(Records from a data collection)
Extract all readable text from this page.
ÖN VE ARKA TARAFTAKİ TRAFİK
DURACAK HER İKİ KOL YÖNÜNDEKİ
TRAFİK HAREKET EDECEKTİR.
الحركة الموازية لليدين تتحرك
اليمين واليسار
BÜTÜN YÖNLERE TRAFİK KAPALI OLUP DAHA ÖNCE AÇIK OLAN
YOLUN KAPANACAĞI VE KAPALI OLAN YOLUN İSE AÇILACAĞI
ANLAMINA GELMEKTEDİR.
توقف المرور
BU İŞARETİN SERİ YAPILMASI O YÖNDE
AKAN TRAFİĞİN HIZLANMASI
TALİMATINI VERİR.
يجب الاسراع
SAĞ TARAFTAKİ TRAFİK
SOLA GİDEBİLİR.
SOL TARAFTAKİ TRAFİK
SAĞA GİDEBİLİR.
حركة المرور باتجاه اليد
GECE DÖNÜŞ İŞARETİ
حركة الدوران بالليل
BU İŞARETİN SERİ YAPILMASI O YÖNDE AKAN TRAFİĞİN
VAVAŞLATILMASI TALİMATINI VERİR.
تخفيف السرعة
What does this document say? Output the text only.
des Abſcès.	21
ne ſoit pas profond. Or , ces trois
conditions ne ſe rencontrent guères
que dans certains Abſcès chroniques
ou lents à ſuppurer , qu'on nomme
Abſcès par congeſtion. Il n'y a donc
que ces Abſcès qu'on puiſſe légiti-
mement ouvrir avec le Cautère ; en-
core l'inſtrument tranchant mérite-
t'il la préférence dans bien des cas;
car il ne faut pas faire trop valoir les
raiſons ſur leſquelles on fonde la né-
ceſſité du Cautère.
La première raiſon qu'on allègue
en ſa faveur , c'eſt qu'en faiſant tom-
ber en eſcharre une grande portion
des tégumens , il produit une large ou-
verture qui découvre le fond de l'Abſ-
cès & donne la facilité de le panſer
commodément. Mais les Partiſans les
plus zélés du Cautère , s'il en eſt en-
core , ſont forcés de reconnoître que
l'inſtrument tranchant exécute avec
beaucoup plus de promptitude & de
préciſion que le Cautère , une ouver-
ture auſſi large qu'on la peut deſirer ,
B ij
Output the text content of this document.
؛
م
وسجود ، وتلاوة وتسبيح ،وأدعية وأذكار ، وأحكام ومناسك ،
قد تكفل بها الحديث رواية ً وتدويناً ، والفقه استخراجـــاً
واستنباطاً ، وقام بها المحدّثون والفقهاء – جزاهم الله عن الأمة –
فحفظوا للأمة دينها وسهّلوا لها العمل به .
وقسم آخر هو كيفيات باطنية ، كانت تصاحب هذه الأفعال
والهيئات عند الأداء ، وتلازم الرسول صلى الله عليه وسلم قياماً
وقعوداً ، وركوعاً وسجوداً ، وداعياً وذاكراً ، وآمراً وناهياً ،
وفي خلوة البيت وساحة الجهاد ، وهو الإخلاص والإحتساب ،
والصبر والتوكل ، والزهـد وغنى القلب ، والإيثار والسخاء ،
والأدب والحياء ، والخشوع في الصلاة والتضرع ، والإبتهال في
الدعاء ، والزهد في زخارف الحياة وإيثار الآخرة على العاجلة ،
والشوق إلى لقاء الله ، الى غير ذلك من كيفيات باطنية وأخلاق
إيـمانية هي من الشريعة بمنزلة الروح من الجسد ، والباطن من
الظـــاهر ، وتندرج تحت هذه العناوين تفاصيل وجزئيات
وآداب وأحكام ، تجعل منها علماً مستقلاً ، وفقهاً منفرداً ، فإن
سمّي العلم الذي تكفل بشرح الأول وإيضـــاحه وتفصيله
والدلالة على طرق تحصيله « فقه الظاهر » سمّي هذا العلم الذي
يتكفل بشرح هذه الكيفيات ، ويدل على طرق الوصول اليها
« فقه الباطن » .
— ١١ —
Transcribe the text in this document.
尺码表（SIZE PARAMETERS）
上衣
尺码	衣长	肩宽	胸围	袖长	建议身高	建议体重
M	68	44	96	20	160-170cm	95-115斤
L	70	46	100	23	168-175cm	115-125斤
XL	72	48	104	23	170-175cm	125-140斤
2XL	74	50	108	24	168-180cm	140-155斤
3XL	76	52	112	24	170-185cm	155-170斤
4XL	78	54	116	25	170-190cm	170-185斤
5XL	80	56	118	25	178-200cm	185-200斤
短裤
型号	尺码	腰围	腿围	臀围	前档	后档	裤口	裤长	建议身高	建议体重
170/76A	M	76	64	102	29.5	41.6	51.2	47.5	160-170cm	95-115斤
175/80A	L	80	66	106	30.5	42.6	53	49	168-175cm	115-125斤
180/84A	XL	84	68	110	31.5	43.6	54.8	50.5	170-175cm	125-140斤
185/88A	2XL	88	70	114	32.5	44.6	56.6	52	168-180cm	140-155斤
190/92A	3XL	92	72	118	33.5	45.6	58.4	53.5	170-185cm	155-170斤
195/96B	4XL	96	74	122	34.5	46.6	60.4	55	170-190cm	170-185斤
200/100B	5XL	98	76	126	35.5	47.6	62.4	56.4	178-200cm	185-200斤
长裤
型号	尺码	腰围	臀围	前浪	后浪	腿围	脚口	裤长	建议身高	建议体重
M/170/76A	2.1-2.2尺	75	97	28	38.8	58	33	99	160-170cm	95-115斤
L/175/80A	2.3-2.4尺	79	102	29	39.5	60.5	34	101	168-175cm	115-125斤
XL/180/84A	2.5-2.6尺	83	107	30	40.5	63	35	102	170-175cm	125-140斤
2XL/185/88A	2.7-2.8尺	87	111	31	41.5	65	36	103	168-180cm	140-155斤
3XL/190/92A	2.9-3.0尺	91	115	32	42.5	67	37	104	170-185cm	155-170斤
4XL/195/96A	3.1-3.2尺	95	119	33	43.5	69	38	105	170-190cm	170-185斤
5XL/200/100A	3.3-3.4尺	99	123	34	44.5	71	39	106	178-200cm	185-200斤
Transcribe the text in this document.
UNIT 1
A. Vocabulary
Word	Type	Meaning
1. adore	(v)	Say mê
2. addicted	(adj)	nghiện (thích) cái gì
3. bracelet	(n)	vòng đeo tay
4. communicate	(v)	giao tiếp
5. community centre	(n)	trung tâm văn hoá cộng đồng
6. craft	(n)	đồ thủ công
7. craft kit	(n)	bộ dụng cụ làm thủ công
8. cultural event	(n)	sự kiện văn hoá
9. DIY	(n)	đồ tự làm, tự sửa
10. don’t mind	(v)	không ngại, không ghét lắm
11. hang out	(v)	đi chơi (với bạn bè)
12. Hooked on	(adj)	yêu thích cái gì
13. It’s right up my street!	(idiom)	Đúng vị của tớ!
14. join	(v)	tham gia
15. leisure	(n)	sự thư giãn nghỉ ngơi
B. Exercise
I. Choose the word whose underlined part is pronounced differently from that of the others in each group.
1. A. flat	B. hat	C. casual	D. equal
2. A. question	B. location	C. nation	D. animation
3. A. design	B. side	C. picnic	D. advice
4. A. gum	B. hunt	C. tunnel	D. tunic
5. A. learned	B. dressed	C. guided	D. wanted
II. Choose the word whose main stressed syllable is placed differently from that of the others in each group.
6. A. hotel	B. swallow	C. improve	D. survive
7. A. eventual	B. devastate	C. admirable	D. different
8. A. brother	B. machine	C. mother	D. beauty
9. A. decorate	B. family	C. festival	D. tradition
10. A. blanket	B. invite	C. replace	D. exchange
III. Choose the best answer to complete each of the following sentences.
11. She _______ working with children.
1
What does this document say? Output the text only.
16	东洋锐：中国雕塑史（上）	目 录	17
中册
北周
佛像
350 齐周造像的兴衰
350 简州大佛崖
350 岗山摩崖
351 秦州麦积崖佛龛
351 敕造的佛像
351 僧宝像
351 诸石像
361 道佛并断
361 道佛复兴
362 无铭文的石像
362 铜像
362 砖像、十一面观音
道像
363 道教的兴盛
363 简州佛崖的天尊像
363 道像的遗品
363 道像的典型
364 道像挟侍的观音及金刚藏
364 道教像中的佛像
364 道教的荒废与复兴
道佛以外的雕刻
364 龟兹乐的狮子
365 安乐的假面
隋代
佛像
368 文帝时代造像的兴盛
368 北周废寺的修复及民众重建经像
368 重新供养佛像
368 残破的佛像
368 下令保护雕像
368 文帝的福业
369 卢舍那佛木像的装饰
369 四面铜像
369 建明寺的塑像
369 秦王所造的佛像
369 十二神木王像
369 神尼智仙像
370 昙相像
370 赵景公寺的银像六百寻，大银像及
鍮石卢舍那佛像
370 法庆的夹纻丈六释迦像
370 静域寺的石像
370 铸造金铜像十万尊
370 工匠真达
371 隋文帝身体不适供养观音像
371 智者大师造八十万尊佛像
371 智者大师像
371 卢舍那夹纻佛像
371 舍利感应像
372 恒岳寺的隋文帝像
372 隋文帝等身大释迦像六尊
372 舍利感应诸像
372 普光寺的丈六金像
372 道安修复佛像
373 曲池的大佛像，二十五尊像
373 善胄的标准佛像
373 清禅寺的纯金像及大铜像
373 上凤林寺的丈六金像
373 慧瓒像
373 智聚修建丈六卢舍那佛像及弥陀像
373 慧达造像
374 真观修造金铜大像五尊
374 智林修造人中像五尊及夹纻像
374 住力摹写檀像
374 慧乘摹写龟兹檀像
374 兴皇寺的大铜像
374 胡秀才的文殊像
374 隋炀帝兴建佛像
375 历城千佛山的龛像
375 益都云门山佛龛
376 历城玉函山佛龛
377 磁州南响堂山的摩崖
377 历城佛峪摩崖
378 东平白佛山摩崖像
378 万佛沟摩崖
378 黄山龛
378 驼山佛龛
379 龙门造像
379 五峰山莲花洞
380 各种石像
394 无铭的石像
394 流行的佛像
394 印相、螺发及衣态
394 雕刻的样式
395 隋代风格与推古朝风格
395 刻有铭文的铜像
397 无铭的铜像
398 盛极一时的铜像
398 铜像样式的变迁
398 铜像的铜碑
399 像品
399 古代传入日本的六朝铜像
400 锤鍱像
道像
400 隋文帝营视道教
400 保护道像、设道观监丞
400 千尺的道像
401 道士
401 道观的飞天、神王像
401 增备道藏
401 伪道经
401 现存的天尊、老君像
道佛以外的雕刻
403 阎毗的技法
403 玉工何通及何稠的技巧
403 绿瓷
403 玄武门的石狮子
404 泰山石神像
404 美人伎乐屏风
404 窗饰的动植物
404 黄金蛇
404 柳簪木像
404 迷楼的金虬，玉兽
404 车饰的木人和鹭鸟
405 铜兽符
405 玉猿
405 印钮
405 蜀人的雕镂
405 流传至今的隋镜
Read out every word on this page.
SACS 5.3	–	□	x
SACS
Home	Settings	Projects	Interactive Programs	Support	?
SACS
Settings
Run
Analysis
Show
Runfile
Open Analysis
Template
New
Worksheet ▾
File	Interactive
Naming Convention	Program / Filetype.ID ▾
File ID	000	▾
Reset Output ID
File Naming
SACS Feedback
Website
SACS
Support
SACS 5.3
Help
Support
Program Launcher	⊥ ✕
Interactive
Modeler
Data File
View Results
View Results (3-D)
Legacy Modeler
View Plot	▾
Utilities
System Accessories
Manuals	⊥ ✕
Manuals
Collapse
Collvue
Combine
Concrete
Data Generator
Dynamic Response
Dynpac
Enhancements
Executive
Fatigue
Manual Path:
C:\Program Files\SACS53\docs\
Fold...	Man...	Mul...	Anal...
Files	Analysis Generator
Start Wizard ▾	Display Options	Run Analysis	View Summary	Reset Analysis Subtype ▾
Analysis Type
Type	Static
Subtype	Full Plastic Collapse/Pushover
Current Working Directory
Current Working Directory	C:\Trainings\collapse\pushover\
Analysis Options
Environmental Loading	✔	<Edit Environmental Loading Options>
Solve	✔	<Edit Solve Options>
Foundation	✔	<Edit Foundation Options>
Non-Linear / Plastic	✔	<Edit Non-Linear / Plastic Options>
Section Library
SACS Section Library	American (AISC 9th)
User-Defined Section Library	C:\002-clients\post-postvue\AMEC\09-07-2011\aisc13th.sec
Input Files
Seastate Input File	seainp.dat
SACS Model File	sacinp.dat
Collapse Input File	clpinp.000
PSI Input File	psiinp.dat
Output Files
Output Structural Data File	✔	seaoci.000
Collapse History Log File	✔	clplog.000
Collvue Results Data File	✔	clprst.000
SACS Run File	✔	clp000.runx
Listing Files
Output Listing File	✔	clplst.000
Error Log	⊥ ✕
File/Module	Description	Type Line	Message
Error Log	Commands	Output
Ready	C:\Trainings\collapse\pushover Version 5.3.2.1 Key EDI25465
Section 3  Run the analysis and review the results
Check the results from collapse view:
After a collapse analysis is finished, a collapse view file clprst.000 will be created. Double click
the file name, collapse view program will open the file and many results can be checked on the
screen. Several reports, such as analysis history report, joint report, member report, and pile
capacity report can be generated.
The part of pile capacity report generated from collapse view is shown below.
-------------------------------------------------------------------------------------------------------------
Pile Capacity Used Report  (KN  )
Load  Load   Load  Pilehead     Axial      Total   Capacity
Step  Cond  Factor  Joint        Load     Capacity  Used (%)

**Task to complete:** Copy each line of the listing in which the word "Section" can be found.

**Exercise response:**
Section Library
SACS Section Library	American (AISC 9th)
User-Defined Section Library	C:\002-clients\post-postvue\AMEC\09-07-2011\aisc13th.sec
Section 3  Run the analysis and review the results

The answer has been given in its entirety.